[Start Extracted information]

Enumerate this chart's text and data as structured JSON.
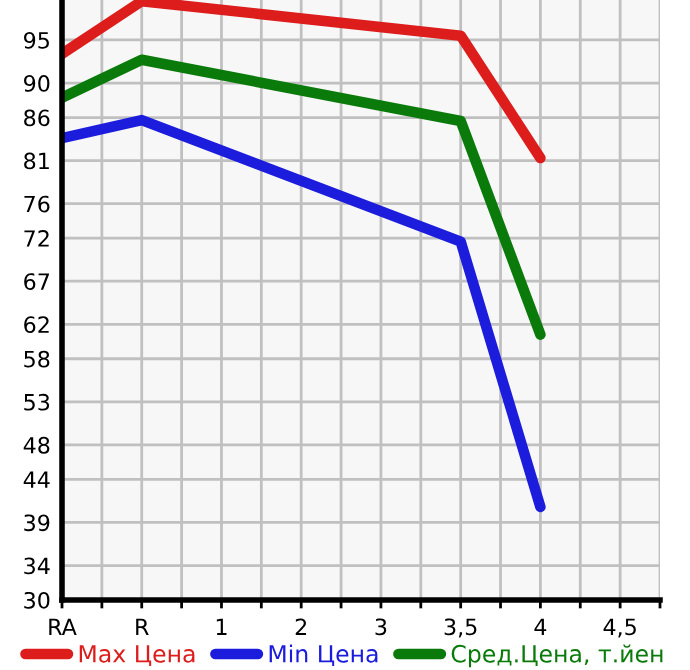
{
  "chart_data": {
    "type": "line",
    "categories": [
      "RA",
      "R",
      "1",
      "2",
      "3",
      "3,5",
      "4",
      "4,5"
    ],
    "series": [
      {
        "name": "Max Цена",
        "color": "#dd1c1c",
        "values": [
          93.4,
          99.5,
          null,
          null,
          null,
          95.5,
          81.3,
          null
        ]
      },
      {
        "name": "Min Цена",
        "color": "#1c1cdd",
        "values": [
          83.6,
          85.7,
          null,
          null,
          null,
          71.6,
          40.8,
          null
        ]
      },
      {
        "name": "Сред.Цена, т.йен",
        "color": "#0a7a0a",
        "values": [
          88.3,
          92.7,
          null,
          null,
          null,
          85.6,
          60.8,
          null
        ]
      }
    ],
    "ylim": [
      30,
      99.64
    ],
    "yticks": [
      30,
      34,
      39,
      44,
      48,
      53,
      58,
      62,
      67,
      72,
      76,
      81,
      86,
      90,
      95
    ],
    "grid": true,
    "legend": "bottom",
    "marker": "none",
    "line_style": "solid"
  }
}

[End Extracted information]
[Start Extracted information]

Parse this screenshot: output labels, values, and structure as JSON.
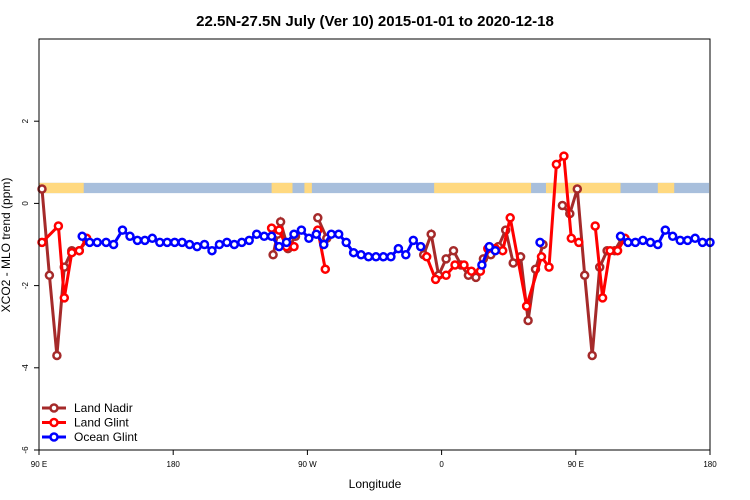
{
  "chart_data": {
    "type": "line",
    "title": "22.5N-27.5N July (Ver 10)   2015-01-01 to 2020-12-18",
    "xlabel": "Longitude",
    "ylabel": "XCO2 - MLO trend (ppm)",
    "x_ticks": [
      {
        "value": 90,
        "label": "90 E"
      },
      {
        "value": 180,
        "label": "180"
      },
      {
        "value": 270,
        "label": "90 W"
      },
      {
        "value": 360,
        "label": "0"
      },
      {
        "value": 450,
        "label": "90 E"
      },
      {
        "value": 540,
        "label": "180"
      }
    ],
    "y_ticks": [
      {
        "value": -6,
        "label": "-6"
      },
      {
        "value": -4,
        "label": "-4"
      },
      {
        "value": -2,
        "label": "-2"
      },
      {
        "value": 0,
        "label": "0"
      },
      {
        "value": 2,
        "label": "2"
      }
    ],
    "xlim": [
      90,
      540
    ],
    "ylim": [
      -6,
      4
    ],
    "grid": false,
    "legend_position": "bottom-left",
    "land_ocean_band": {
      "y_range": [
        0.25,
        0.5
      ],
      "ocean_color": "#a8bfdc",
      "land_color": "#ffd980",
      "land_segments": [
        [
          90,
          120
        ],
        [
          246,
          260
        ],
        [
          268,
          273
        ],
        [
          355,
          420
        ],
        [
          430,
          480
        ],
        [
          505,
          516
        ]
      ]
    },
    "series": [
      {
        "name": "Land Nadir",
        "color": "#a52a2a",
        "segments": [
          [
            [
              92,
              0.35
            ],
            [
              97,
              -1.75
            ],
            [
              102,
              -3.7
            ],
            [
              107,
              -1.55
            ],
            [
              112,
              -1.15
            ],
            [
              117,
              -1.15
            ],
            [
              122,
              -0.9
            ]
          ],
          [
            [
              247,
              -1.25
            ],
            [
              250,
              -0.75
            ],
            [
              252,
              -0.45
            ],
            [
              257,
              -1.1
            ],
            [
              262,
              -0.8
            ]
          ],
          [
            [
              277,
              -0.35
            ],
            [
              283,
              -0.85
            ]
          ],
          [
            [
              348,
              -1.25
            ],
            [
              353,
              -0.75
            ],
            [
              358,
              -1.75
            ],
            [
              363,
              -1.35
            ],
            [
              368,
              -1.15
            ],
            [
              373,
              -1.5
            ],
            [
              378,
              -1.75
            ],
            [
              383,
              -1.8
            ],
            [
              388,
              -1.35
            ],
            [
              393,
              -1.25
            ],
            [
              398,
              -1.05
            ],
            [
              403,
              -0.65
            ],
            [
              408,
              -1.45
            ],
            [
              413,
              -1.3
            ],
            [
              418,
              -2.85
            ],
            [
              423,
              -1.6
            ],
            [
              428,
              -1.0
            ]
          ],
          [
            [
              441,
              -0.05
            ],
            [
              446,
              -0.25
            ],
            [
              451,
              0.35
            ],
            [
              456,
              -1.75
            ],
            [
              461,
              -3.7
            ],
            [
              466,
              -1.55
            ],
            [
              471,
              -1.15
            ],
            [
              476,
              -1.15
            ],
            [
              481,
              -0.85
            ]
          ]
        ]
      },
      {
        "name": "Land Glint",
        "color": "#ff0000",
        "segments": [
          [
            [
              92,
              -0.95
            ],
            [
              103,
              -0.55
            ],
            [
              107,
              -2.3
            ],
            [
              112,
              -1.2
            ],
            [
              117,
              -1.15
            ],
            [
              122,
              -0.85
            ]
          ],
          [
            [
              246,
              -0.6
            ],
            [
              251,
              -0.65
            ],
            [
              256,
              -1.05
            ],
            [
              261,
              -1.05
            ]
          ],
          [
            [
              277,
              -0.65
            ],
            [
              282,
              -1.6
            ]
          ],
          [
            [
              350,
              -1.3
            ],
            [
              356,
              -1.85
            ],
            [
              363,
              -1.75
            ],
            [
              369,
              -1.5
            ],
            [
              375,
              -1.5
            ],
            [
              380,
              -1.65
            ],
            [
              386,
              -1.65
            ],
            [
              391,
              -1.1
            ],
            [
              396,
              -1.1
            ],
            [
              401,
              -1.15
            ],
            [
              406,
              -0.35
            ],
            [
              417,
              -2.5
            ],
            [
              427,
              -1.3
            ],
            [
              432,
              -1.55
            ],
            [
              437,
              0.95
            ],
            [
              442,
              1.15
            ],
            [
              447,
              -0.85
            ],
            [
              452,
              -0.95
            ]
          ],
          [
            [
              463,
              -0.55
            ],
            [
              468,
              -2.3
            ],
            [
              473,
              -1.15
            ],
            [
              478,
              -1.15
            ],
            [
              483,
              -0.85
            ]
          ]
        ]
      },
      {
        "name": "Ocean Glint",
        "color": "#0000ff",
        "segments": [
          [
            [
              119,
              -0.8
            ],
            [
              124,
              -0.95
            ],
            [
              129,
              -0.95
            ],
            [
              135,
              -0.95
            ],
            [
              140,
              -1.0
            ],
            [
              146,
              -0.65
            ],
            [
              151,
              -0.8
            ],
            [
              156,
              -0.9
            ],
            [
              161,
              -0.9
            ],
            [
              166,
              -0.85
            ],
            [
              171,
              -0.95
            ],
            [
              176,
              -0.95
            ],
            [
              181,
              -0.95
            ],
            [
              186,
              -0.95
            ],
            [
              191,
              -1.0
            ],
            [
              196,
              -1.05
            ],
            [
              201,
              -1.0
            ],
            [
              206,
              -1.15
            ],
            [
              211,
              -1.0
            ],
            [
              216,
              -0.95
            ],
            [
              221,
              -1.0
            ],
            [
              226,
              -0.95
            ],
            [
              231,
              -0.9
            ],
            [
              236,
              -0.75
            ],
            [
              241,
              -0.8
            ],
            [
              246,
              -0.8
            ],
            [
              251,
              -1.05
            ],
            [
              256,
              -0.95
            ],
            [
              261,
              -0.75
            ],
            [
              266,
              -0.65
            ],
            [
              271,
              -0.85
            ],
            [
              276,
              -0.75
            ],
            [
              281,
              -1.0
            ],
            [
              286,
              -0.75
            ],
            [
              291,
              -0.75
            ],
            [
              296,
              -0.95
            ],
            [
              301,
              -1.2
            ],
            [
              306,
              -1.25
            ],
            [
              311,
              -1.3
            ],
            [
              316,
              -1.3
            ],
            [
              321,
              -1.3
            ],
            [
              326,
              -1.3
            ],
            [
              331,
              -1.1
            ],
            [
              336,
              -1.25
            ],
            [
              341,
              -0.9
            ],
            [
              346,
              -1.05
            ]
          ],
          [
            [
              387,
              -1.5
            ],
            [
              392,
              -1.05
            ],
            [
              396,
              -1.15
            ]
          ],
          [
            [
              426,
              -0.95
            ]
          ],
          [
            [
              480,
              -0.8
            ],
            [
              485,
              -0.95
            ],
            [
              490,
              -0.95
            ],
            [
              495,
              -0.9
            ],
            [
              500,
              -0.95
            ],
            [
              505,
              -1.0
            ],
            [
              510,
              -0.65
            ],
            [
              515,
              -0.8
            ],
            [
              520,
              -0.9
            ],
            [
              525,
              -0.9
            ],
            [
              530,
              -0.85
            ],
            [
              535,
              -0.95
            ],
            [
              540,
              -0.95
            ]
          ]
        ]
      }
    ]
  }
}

[End Extracted information]

Using the records above, copy every line that has the word "name" in it.

Problem solution:
        "name": "Max Цена",
        "name": "Min Цена",
        "name": "Сред.Цена, т.йен",
        "name": "Land Nadir",
        "name": "Land Glint",
        "name": "Ocean Glint",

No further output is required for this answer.